Convert the entries into a Markdown table with the columns Row and Line, giving each non-blank line a row number and leaving out blank lines.

______

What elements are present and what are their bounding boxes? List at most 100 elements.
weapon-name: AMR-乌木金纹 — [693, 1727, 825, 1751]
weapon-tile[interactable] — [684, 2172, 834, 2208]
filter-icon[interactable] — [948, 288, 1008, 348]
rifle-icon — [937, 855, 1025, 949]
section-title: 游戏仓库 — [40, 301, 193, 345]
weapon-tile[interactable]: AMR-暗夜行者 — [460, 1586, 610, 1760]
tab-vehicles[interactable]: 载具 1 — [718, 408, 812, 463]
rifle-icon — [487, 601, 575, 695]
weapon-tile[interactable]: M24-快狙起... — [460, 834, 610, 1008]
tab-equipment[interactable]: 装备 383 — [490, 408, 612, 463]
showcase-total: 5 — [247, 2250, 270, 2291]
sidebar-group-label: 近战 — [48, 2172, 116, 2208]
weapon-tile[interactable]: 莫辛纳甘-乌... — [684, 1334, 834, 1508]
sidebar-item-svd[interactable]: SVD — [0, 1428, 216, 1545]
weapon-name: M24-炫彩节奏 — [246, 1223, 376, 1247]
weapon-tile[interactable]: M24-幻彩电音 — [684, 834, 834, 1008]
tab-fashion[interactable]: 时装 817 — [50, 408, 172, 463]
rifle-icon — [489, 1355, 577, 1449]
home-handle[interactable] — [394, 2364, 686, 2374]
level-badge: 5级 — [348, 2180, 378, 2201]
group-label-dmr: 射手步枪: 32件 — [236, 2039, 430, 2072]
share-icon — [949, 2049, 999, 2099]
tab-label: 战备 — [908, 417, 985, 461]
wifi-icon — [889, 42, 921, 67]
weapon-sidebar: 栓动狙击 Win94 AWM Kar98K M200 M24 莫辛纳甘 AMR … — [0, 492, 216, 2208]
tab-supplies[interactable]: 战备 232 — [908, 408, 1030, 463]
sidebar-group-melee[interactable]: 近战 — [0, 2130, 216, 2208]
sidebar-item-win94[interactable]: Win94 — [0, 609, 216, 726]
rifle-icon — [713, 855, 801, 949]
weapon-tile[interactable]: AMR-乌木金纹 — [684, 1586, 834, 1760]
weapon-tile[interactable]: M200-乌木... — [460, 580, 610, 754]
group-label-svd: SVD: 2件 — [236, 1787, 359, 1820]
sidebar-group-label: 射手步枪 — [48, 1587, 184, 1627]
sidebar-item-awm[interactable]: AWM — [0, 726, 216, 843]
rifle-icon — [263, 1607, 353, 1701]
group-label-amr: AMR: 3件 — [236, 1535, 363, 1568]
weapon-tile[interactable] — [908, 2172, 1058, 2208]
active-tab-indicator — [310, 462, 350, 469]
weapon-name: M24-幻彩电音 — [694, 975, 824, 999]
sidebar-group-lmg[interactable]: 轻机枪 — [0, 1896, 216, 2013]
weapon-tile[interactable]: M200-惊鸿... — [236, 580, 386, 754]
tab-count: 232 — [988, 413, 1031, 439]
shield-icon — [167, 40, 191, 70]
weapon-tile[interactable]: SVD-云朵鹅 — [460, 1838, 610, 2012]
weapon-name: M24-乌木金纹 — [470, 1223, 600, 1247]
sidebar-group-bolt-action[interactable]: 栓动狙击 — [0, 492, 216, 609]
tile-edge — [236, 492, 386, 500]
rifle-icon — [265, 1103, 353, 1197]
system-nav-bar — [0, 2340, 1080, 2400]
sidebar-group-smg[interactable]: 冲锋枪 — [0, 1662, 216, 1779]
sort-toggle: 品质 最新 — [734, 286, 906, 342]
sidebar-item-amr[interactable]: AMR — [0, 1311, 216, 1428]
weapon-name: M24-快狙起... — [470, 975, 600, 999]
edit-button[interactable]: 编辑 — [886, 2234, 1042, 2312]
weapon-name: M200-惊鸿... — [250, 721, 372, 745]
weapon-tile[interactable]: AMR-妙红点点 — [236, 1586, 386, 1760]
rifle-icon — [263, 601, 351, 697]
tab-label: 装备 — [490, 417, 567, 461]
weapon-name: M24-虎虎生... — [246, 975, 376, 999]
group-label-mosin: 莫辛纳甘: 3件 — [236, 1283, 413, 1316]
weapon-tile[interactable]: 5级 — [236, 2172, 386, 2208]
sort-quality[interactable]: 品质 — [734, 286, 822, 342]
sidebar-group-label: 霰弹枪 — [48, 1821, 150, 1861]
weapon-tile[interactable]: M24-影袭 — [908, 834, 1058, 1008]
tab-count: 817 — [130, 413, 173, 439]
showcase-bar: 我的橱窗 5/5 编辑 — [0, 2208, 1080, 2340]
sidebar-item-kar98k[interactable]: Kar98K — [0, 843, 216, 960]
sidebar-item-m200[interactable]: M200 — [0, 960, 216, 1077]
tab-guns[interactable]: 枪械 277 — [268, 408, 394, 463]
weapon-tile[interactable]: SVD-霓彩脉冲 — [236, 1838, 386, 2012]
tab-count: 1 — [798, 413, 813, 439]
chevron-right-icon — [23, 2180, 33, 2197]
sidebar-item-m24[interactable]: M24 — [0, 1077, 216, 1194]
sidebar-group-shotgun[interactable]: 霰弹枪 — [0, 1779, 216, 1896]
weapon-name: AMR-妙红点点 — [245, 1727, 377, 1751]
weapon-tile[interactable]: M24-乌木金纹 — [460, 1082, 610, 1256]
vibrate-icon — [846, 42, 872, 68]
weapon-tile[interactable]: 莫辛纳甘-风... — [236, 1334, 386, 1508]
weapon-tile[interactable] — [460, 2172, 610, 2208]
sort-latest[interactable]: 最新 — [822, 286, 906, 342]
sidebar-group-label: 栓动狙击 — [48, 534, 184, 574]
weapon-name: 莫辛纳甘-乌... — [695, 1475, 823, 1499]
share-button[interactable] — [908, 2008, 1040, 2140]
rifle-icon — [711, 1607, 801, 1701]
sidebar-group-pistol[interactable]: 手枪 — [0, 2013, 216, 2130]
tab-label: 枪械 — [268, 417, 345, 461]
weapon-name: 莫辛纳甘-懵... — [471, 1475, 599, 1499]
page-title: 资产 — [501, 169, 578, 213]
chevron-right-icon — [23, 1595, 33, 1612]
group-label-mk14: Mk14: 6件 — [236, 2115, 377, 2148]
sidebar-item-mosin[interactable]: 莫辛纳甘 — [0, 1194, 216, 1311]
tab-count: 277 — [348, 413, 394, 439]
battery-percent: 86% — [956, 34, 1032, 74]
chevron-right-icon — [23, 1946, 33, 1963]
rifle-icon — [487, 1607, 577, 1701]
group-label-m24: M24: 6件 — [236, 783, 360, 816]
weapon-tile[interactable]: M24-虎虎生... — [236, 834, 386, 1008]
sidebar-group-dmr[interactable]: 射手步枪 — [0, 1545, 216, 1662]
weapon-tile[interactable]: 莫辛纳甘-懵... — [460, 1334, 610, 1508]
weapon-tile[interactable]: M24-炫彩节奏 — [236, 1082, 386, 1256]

______

* **TASK ANSWER**:
| Row | Line |
|---|---|
| 1 | What elements are present and what are their bounding boxes? List at most 100 elements. |
| 2 | weapon-name: AMR-乌木金纹 — [693, 1727, 825, 1751] |
| 3 | weapon-tile[interactable] — [684, 2172, 834, 2208] |
| 4 | filter-icon[interactable] — [948, 288, 1008, 348] |
| 5 | rifle-icon — [937, 855, 1025, 949] |
| 6 | section-title: 游戏仓库 — [40, 301, 193, 345] |
| 7 | weapon-tile[interactable]: AMR-暗夜行者 — [460, 1586, 610, 1760] |
| 8 | tab-vehicles[interactable]: 载具 1 — [718, 408, 812, 463] |
| 9 | rifle-icon — [487, 601, 575, 695] |
| 10 | weapon-tile[interactable]: M24-快狙起... — [460, 834, 610, 1008] |
| 11 | tab-equipment[interactable]: 装备 383 — [490, 408, 612, 463] |
| 12 | showcase-total: 5 — [247, 2250, 270, 2291] |
| 13 | sidebar-group-label: 近战 — [48, 2172, 116, 2208] |
| 14 | weapon-tile[interactable]: 莫辛纳甘-乌... — [684, 1334, 834, 1508] |
| 15 | sidebar-item-svd[interactable]: SVD — [0, 1428, 216, 1545] |
| 16 | weapon-name: M24-炫彩节奏 — [246, 1223, 376, 1247] |
| 17 | weapon-tile[interactable]: M24-幻彩电音 — [684, 834, 834, 1008] |
| 18 | tab-fashion[interactable]: 时装 817 — [50, 408, 172, 463] |
| 19 | rifle-icon — [489, 1355, 577, 1449] |
| 20 | home-handle[interactable] — [394, 2364, 686, 2374] |
| 21 | level-badge: 5级 — [348, 2180, 378, 2201] |
| 22 | group-label-dmr: 射手步枪: 32件 — [236, 2039, 430, 2072] |
| 23 | share-icon — [949, 2049, 999, 2099] |
| 24 | tab-label: 战备 — [908, 417, 985, 461] |
| 25 | wifi-icon — [889, 42, 921, 67] |
| 26 | weapon-sidebar: 栓动狙击 Win94 AWM Kar98K M200 M24 莫辛纳甘 AMR … — [0, 492, 216, 2208] |
| 27 | tab-supplies[interactable]: 战备 232 — [908, 408, 1030, 463] |
| 28 | sidebar-group-melee[interactable]: 近战 — [0, 2130, 216, 2208] |
| 29 | sidebar-item-win94[interactable]: Win94 — [0, 609, 216, 726] |
| 30 | rifle-icon — [713, 855, 801, 949] |
| 31 | weapon-tile[interactable]: AMR-乌木金纹 — [684, 1586, 834, 1760] |
| 32 | weapon-tile[interactable]: M200-乌木... — [460, 580, 610, 754] |
| 33 | group-label-svd: SVD: 2件 — [236, 1787, 359, 1820] |
| 34 | sidebar-group-label: 射手步枪 — [48, 1587, 184, 1627] |
| 35 | sidebar-item-awm[interactable]: AWM — [0, 726, 216, 843] |
| 36 | rifle-icon — [263, 1607, 353, 1701] |
| 37 | group-label-amr: AMR: 3件 — [236, 1535, 363, 1568] |
| 38 | weapon-tile[interactable] — [908, 2172, 1058, 2208] |
| 39 | active-tab-indicator — [310, 462, 350, 469] |
| 40 | weapon-name: M24-幻彩电音 — [694, 975, 824, 999] |
| 41 | sidebar-group-lmg[interactable]: 轻机枪 — [0, 1896, 216, 2013] |
| 42 | weapon-tile[interactable]: M200-惊鸿... — [236, 580, 386, 754] |
| 43 | tab-count: 232 — [988, 413, 1031, 439] |
| 44 | shield-icon — [167, 40, 191, 70] |
| 45 | weapon-tile[interactable]: SVD-云朵鹅 — [460, 1838, 610, 2012] |
| 46 | weapon-name: M24-乌木金纹 — [470, 1223, 600, 1247] |
| 47 | sidebar-group-bolt-action[interactable]: 栓动狙击 — [0, 492, 216, 609] |
| 48 | tile-edge — [236, 492, 386, 500] |
| 49 | rifle-icon — [265, 1103, 353, 1197] |
| 50 | system-nav-bar — [0, 2340, 1080, 2400] |
| 51 | sidebar-group-smg[interactable]: 冲锋枪 — [0, 1662, 216, 1779] |
| 52 | sort-toggle: 品质 最新 — [734, 286, 906, 342] |
| 53 | sidebar-item-amr[interactable]: AMR — [0, 1311, 216, 1428] |
| 54 | weapon-name: M24-快狙起... — [470, 975, 600, 999] |
| 55 | edit-button[interactable]: 编辑 — [886, 2234, 1042, 2312] |
| 56 | weapon-name: M200-惊鸿... — [250, 721, 372, 745] |
| 57 | weapon-tile[interactable]: AMR-妙红点点 — [236, 1586, 386, 1760] |
| 58 | rifle-icon — [263, 601, 351, 697] |
| 59 | tab-label: 装备 — [490, 417, 567, 461] |
| 60 | weapon-name: M24-虎虎生... — [246, 975, 376, 999] |
| 61 | group-label-mosin: 莫辛纳甘: 3件 — [236, 1283, 413, 1316] |
| 62 | weapon-tile[interactable]: 5级 — [236, 2172, 386, 2208] |
| 63 | sort-quality[interactable]: 品质 — [734, 286, 822, 342] |
| 64 | sidebar-group-label: 霰弹枪 — [48, 1821, 150, 1861] |
| 65 | weapon-tile[interactable]: M24-影袭 — [908, 834, 1058, 1008] |
| 66 | tab-count: 817 — [130, 413, 173, 439] |
| 67 | showcase-bar: 我的橱窗 5/5 编辑 — [0, 2208, 1080, 2340] |
| 68 | sidebar-item-kar98k[interactable]: Kar98K — [0, 843, 216, 960] |
| 69 | sidebar-item-m200[interactable]: M200 — [0, 960, 216, 1077] |
| 70 | tab-guns[interactable]: 枪械 277 — [268, 408, 394, 463] |
| 71 | weapon-tile[interactable]: SVD-霓彩脉冲 — [236, 1838, 386, 2012] |
| 72 | tab-count: 1 — [798, 413, 813, 439] |
| 73 | chevron-right-icon — [23, 2180, 33, 2197] |
| 74 | sidebar-item-m24[interactable]: M24 — [0, 1077, 216, 1194] |
| 75 | sidebar-group-shotgun[interactable]: 霰弹枪 — [0, 1779, 216, 1896] |
| 76 | weapon-name: AMR-妙红点点 — [245, 1727, 377, 1751] |
| 77 | weapon-tile[interactable]: M24-乌木金纹 — [460, 1082, 610, 1256] |
| 78 | vibrate-icon — [846, 42, 872, 68] |
| 79 | weapon-tile[interactable]: 莫辛纳甘-风... — [236, 1334, 386, 1508] |
| 80 | weapon-tile[interactable] — [460, 2172, 610, 2208] |
| 81 | sort-latest[interactable]: 最新 — [822, 286, 906, 342] |
| 82 | sidebar-group-label: 栓动狙击 — [48, 534, 184, 574] |
| 83 | weapon-name: 莫辛纳甘-乌... — [695, 1475, 823, 1499] |
| 84 | share-button[interactable] — [908, 2008, 1040, 2140] |
| 85 | rifle-icon — [711, 1607, 801, 1701] |
| 86 | sidebar-group-pistol[interactable]: 手枪 — [0, 2013, 216, 2130] |
| 87 | tab-label: 枪械 — [268, 417, 345, 461] |
| 88 | weapon-name: 莫辛纳甘-懵... — [471, 1475, 599, 1499] |
| 89 | page-title: 资产 — [501, 169, 578, 213] |
| 90 | chevron-right-icon — [23, 1595, 33, 1612] |
| 91 | group-label-mk14: Mk14: 6件 — [236, 2115, 377, 2148] |
| 92 | sidebar-item-mosin[interactable]: 莫辛纳甘 — [0, 1194, 216, 1311] |
| 93 | tab-count: 277 — [348, 413, 394, 439] |
| 94 | battery-percent: 86% — [956, 34, 1032, 74] |
| 95 | chevron-right-icon — [23, 1946, 33, 1963] |
| 96 | rifle-icon — [487, 1607, 577, 1701] |
| 97 | group-label-m24: M24: 6件 — [236, 783, 360, 816] |
| 98 | weapon-tile[interactable]: M24-虎虎生... — [236, 834, 386, 1008] |
| 99 | sidebar-group-dmr[interactable]: 射手步枪 — [0, 1545, 216, 1662] |
| 100 | weapon-tile[interactable]: 莫辛纳甘-懵... — [460, 1334, 610, 1508] |
| 101 | weapon-tile[interactable]: M24-炫彩节奏 — [236, 1082, 386, 1256] |